[Extracted entries start]

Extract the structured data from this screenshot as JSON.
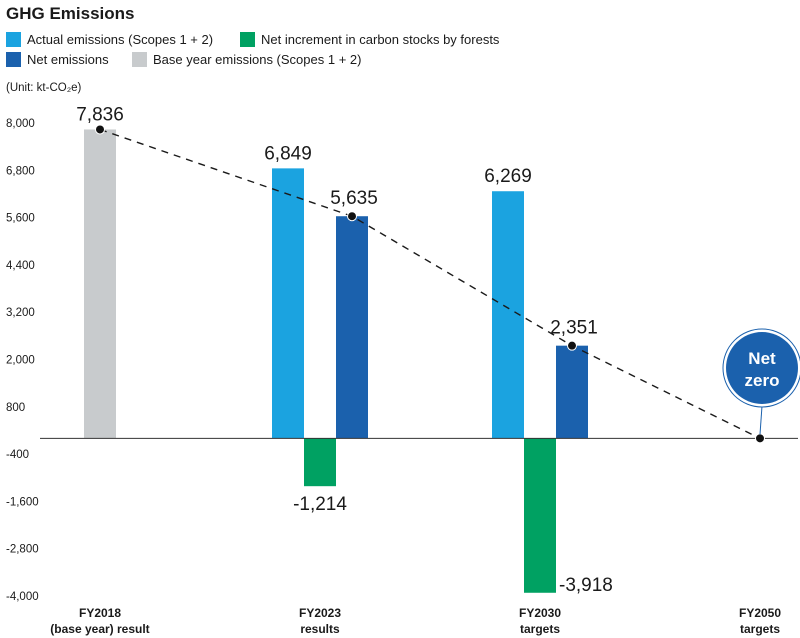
{
  "colors": {
    "actual": "#1ba3e0",
    "forest": "#00a162",
    "net": "#1b61ad",
    "base": "#c8cbcd",
    "netzero_badge": "#1b61ad"
  },
  "chart_data": {
    "type": "bar",
    "title": "GHG Emissions",
    "unit_label": "(Unit: kt-CO₂e)",
    "ylim": [
      -4000,
      8000
    ],
    "yticks": [
      "8,000",
      "6,800",
      "5,600",
      "4,400",
      "3,200",
      "2,000",
      "800",
      "-400",
      "-1,600",
      "-2,800",
      "-4,000"
    ],
    "ytick_values": [
      8000,
      6800,
      5600,
      4400,
      3200,
      2000,
      800,
      -400,
      -1600,
      -2800,
      -4000
    ],
    "grid": false,
    "legend_position": "top-left",
    "legend": [
      {
        "key": "actual",
        "label": "Actual emissions (Scopes 1 + 2)"
      },
      {
        "key": "forest",
        "label": "Net increment in carbon stocks by forests"
      },
      {
        "key": "net",
        "label": "Net emissions"
      },
      {
        "key": "base",
        "label": "Base year emissions (Scopes 1 + 2)"
      }
    ],
    "categories": [
      {
        "line1": "FY2018",
        "line2": "(base year) result"
      },
      {
        "line1": "FY2023",
        "line2": "results"
      },
      {
        "line1": "FY2030",
        "line2": "targets"
      },
      {
        "line1": "FY2050",
        "line2": "targets"
      }
    ],
    "bars": [
      {
        "category": 0,
        "series": "base",
        "value": 7836,
        "label": "7,836"
      },
      {
        "category": 1,
        "series": "actual",
        "value": 6849,
        "label": "6,849"
      },
      {
        "category": 1,
        "series": "forest",
        "value": -1214,
        "label": "-1,214"
      },
      {
        "category": 1,
        "series": "net",
        "value": 5635,
        "label": "5,635"
      },
      {
        "category": 2,
        "series": "actual",
        "value": 6269,
        "label": "6,269"
      },
      {
        "category": 2,
        "series": "forest",
        "value": -3918,
        "label": "-3,918"
      },
      {
        "category": 2,
        "series": "net",
        "value": 2351,
        "label": "2,351"
      }
    ],
    "trend_line": {
      "style": "dashed",
      "points": [
        {
          "category": 0,
          "value": 7836
        },
        {
          "category": 1,
          "value": 5635
        },
        {
          "category": 2,
          "value": 2351
        },
        {
          "category": 3,
          "value": 0
        }
      ]
    },
    "callout": {
      "category": 3,
      "value": 0,
      "line1": "Net",
      "line2": "zero"
    }
  }
}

[Extracted entries end]

• Your task
All entries are to be retyped exactly. Omit any embedded images.

• Worked answer
Extract the structured data from this screenshot as JSON.
{
  "colors": {
    "actual": "#1ba3e0",
    "forest": "#00a162",
    "net": "#1b61ad",
    "base": "#c8cbcd",
    "netzero_badge": "#1b61ad"
  },
  "chart_data": {
    "type": "bar",
    "title": "GHG Emissions",
    "unit_label": "(Unit: kt-CO₂e)",
    "ylim": [
      -4000,
      8000
    ],
    "yticks": [
      "8,000",
      "6,800",
      "5,600",
      "4,400",
      "3,200",
      "2,000",
      "800",
      "-400",
      "-1,600",
      "-2,800",
      "-4,000"
    ],
    "ytick_values": [
      8000,
      6800,
      5600,
      4400,
      3200,
      2000,
      800,
      -400,
      -1600,
      -2800,
      -4000
    ],
    "grid": false,
    "legend_position": "top-left",
    "legend": [
      {
        "key": "actual",
        "label": "Actual emissions (Scopes 1 + 2)"
      },
      {
        "key": "forest",
        "label": "Net increment in carbon stocks by forests"
      },
      {
        "key": "net",
        "label": "Net emissions"
      },
      {
        "key": "base",
        "label": "Base year emissions (Scopes 1 + 2)"
      }
    ],
    "categories": [
      {
        "line1": "FY2018",
        "line2": "(base year) result"
      },
      {
        "line1": "FY2023",
        "line2": "results"
      },
      {
        "line1": "FY2030",
        "line2": "targets"
      },
      {
        "line1": "FY2050",
        "line2": "targets"
      }
    ],
    "bars": [
      {
        "category": 0,
        "series": "base",
        "value": 7836,
        "label": "7,836"
      },
      {
        "category": 1,
        "series": "actual",
        "value": 6849,
        "label": "6,849"
      },
      {
        "category": 1,
        "series": "forest",
        "value": -1214,
        "label": "-1,214"
      },
      {
        "category": 1,
        "series": "net",
        "value": 5635,
        "label": "5,635"
      },
      {
        "category": 2,
        "series": "actual",
        "value": 6269,
        "label": "6,269"
      },
      {
        "category": 2,
        "series": "forest",
        "value": -3918,
        "label": "-3,918"
      },
      {
        "category": 2,
        "series": "net",
        "value": 2351,
        "label": "2,351"
      }
    ],
    "trend_line": {
      "style": "dashed",
      "points": [
        {
          "category": 0,
          "value": 7836
        },
        {
          "category": 1,
          "value": 5635
        },
        {
          "category": 2,
          "value": 2351
        },
        {
          "category": 3,
          "value": 0
        }
      ]
    },
    "callout": {
      "category": 3,
      "value": 0,
      "line1": "Net",
      "line2": "zero"
    }
  }
}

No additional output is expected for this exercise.